> **What you need to do**
Give every one of the records below as a two-column CSV with the headers input and output, one row per record. Put the record's text under input and its answer under output, each as a single quoted field with line breaks replaced by spaces.
--- Stored rows ---
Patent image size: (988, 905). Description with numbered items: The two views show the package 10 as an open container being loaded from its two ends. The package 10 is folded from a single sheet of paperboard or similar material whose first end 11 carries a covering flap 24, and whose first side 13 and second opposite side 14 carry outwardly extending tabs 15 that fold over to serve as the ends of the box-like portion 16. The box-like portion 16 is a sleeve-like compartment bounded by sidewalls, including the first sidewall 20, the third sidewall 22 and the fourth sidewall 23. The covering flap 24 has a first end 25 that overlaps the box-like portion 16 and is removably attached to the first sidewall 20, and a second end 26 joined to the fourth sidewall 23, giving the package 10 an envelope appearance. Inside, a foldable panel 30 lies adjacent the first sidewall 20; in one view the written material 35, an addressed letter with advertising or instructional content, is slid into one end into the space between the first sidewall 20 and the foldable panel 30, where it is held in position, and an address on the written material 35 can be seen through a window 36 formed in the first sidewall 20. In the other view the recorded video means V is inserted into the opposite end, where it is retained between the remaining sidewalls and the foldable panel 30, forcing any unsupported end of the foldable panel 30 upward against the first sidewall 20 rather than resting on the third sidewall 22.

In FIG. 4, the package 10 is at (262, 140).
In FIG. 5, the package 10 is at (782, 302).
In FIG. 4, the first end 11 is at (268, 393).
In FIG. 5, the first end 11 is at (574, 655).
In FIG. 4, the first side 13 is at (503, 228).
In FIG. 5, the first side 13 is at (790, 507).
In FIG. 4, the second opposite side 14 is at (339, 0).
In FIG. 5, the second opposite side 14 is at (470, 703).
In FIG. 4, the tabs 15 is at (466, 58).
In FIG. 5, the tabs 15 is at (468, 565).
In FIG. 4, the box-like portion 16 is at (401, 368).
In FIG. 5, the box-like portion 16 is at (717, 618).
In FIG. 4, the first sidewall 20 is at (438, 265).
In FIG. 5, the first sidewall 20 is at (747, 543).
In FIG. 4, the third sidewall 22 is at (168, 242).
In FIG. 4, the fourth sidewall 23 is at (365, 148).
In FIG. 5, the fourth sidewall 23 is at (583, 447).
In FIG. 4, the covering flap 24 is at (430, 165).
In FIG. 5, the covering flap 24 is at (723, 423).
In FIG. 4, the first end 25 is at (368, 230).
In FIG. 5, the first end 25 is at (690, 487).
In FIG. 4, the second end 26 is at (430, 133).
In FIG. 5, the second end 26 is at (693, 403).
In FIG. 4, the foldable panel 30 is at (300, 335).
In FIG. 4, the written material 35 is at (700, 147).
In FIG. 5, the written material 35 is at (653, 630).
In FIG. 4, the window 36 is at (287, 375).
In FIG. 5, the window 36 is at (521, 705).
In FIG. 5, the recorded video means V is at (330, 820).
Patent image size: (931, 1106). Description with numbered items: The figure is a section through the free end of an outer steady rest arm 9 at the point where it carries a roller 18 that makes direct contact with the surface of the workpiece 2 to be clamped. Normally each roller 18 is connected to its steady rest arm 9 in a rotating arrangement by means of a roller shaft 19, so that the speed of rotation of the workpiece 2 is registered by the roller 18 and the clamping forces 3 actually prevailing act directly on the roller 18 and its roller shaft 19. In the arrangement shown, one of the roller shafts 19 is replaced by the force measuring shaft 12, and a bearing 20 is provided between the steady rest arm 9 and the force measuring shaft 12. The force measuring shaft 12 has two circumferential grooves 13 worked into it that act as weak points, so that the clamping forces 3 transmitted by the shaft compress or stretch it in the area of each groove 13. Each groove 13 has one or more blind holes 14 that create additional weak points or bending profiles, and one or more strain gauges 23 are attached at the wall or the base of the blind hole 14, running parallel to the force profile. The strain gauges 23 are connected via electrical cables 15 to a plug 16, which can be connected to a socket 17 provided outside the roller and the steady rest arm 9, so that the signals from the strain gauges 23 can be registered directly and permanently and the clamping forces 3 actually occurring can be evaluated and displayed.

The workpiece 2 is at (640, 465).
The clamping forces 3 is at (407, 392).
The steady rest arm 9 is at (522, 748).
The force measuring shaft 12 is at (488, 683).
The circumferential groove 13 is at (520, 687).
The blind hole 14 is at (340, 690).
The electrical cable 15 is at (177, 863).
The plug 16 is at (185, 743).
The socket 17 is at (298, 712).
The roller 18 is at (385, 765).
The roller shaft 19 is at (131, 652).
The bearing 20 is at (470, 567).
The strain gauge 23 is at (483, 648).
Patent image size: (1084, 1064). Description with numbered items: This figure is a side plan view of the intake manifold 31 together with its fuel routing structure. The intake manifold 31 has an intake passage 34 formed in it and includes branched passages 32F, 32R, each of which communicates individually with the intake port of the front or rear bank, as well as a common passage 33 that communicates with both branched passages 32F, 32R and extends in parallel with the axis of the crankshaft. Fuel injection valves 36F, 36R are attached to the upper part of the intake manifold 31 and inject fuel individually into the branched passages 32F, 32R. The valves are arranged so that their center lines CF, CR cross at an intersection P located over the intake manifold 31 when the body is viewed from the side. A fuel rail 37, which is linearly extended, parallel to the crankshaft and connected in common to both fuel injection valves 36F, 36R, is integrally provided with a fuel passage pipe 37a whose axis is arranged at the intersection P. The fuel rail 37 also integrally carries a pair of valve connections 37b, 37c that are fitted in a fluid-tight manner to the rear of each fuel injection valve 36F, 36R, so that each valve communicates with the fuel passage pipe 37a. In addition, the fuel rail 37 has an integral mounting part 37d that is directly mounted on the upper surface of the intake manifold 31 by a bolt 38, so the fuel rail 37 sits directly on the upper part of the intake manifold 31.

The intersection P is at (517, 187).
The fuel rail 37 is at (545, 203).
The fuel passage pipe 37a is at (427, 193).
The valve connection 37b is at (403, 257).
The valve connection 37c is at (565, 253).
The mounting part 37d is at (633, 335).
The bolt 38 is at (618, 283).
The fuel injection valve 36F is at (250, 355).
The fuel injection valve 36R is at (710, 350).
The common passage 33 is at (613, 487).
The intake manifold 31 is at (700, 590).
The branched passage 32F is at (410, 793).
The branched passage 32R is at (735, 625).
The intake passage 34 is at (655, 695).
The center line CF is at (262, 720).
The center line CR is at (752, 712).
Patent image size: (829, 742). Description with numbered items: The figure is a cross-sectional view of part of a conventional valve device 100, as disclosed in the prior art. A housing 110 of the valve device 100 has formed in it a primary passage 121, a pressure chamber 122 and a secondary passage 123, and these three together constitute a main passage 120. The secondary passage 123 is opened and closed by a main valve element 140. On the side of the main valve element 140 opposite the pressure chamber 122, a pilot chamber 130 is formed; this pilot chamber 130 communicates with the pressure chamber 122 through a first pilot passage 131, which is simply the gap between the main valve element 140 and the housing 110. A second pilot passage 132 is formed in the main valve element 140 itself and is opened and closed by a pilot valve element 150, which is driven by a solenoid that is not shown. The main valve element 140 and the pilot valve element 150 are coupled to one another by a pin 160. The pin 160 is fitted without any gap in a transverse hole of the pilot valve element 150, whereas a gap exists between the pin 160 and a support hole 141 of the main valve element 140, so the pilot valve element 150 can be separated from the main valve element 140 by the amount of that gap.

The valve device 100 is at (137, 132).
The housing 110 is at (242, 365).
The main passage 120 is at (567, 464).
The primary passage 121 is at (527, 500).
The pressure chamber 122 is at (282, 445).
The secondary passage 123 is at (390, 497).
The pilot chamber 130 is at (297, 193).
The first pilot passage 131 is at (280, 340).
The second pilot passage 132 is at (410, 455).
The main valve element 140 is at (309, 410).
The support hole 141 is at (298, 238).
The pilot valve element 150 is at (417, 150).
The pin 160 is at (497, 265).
---
> **Response**
input,output
"Patent image size: (988, 905). Description with numbered items: The two views show the package 10 as an open container being loaded from its two ends. The package 10 is folded from a single sheet of paperboard or similar material whose first end 11 carries a covering flap 24, and whose first side 13 and second opposite side 14 carry outwardly extending tabs 15 that fold over to serve as the ends of the box-like portion 16. The box-like portion 16 is a sleeve-like compartment bounded by sidewalls, including the first sidewall 20, the third sidewall 22 and the fourth sidewall 23. The covering flap 24 has a first end 25 that overlaps the box-like portion 16 and is removably attached to the first sidewall 20, and a second end 26 joined to the fourth sidewall 23, giving the package 10 an envelope appearance. Inside, a foldable panel 30 lies adjacent the first sidewall 20; in one view the written material 35, an addressed letter with advertising or instructional content, is slid into one end into the space between the first sidewall 20 and the foldable panel 30, where it is held in position, and an address on the written material 35 can be seen through a window 36 formed in the first sidewall 20. In the other view the recorded video means V is inserted into the opposite end, where it is retained between the remaining sidewalls and the foldable panel 30, forcing any unsupported end of the foldable panel 30 upward against the first sidewall 20 rather than resting on the third sidewall 22.","In FIG. 4, the package 10 is at (262, 140). In FIG. 5, the package 10 is at (782, 302). In FIG. 4, the first end 11 is at (268, 393). In FIG. 5, the first end 11 is at (574, 655). In FIG. 4, the first side 13 is at (503, 228). In FIG. 5, the first side 13 is at (790, 507). In FIG. 4, the second opposite side 14 is at (339, 0). In FIG. 5, the second opposite side 14 is at (470, 703). In FIG. 4, the tabs 15 is at (466, 58). In FIG. 5, the tabs 15 is at (468, 565). In FIG. 4, the box-like portion 16 is at (401, 368). In FIG. 5, the box-like portion 16 is at (717, 618). In FIG. 4, the first sidewall 20 is at (438, 265). In FIG. 5, the first sidewall 20 is at (747, 543). In FIG. 4, the third sidewall 22 is at (168, 242). In FIG. 4, the fourth sidewall 23 is at (365, 148). In FIG. 5, the fourth sidewall 23 is at (583, 447). In FIG. 4, the covering flap 24 is at (430, 165). In FIG. 5, the covering flap 24 is at (723, 423). In FIG. 4, the first end 25 is at (368, 230). In FIG. 5, the first end 25 is at (690, 487). In FIG. 4, the second end 26 is at (430, 133). In FIG. 5, the second end 26 is at (693, 403). In FIG. 4, the foldable panel 30 is at (300, 335). In FIG. 4, the written material 35 is at (700, 147). In FIG. 5, the written material 35 is at (653, 630). In FIG. 4, the window 36 is at (287, 375). In FIG. 5, the window 36 is at (521, 705). In FIG. 5, the recorded video means V is at (330, 820)."
"Patent image size: (931, 1106). Description with numbered items: The figure is a section through the free end of an outer steady rest arm 9 at the point where it carries a roller 18 that makes direct contact with the surface of the workpiece 2 to be clamped. Normally each roller 18 is connected to its steady rest arm 9 in a rotating arrangement by means of a roller shaft 19, so that the speed of rotation of the workpiece 2 is registered by the roller 18 and the clamping forces 3 actually prevailing act directly on the roller 18 and its roller shaft 19. In the arrangement shown, one of the roller shafts 19 is replaced by the force measuring shaft 12, and a bearing 20 is provided between the steady rest arm 9 and the force measuring shaft 12. The force measuring shaft 12 has two circumferential grooves 13 worked into it that act as weak points, so that the clamping forces 3 transmitted by the shaft compress or stretch it in the area of each groove 13. Each groove 13 has one or more blind holes 14 that create additional weak points or bending profiles, and one or more strain gauges 23 are attached at the wall or the base of the blind hole 14, running parallel to the force profile. The strain gauges 23 are connected via electrical cables 15 to a plug 16, which can be connected to a socket 17 provided outside the roller and the steady rest arm 9, so that the signals from the strain gauges 23 can be registered directly and permanently and the clamping forces 3 actually occurring can be evaluated and displayed.","The workpiece 2 is at (640, 465). The clamping forces 3 is at (407, 392). The steady rest arm 9 is at (522, 748). The force measuring shaft 12 is at (488, 683). The circumferential groove 13 is at (520, 687). The blind hole 14 is at (340, 690). The electrical cable 15 is at (177, 863). The plug 16 is at (185, 743). The socket 17 is at (298, 712). The roller 18 is at (385, 765). The roller shaft 19 is at (131, 652). The bearing 20 is at (470, 567). The strain gauge 23 is at (483, 648)."
"Patent image size: (1084, 1064). Description with numbered items: This figure is a side plan view of the intake manifold 31 together with its fuel routing structure. The intake manifold 31 has an intake passage 34 formed in it and includes branched passages 32F, 32R, each of which communicates individually with the intake port of the front or rear bank, as well as a common passage 33 that communicates with both branched passages 32F, 32R and extends in parallel with the axis of the crankshaft. Fuel injection valves 36F, 36R are attached to the upper part of the intake manifold 31 and inject fuel individually into the branched passages 32F, 32R. The valves are arranged so that their center lines CF, CR cross at an intersection P located over the intake manifold 31 when the body is viewed from the side. A fuel rail 37, which is linearly extended, parallel to the crankshaft and connected in common to both fuel injection valves 36F, 36R, is integrally provided with a fuel passage pipe 37a whose axis is arranged at the intersection P. The fuel rail 37 also integrally carries a pair of valve connections 37b, 37c that are fitted in a fluid-tight manner to the rear of each fuel injection valve 36F, 36R, so that each valve communicates with the fuel passage pipe 37a. In addition, the fuel rail 37 has an integral mounting part 37d that is directly mounted on the upper surface of the intake manifold 31 by a bolt 38, so the fuel rail 37 sits directly on the upper part of the intake manifold 31.","The intersection P is at (517, 187). The fuel rail 37 is at (545, 203). The fuel passage pipe 37a is at (427, 193). The valve connection 37b is at (403, 257). The valve connection 37c is at (565, 253). The mounting part 37d is at (633, 335). The bolt 38 is at (618, 283). The fuel injection valve 36F is at (250, 355). The fuel injection valve 36R is at (710, 350). The common passage 33 is at (613, 487). The intake manifold 31 is at (700, 590). The branched passage 32F is at (410, 793). The branched passage 32R is at (735, 625). The intake passage 34 is at (655, 695). The center line CF is at (262, 720). The center line CR is at (752, 712)."
"Patent image size: (829, 742). Description with numbered items: The figure is a cross-sectional view of part of a conventional valve device 100, as disclosed in the prior art. A housing 110 of the valve device 100 has formed in it a primary passage 121, a pressure chamber 122 and a secondary passage 123, and these three together constitute a main passage 120. The secondary passage 123 is opened and closed by a main valve element 140. On the side of the main valve element 140 opposite the pressure chamber 122, a pilot chamber 130 is formed; this pilot chamber 130 communicates with the pressure chamber 122 through a first pilot passage 131, which is simply the gap between the main valve element 140 and the housing 110. A second pilot passage 132 is formed in the main valve element 140 itself and is opened and closed by a pilot valve element 150, which is driven by a solenoid that is not shown. The main valve element 140 and the pilot valve element 150 are coupled to one another by a pin 160. The pin 160 is fitted without any gap in a transverse hole of the pilot valve element 150, whereas a gap exists between the pin 160 and a support hole 141 of the main valve element 140, so the pilot valve element 150 can be separated from the main valve element 140 by the amount of that gap.","The valve device 100 is at (137, 132). The housing 110 is at (242, 365). The main passage 120 is at (567, 464). The primary passage 121 is at (527, 500). The pressure chamber 122 is at (282, 445). The secondary passage 123 is at (390, 497). The pilot chamber 130 is at (297, 193). The first pilot passage 131 is at (280, 340). The second pilot passage 132 is at (410, 455). The main valve element 140 is at (309, 410). The support hole 141 is at (298, 238). The pilot valve element 150 is at (417, 150). The pin 160 is at (497, 265)."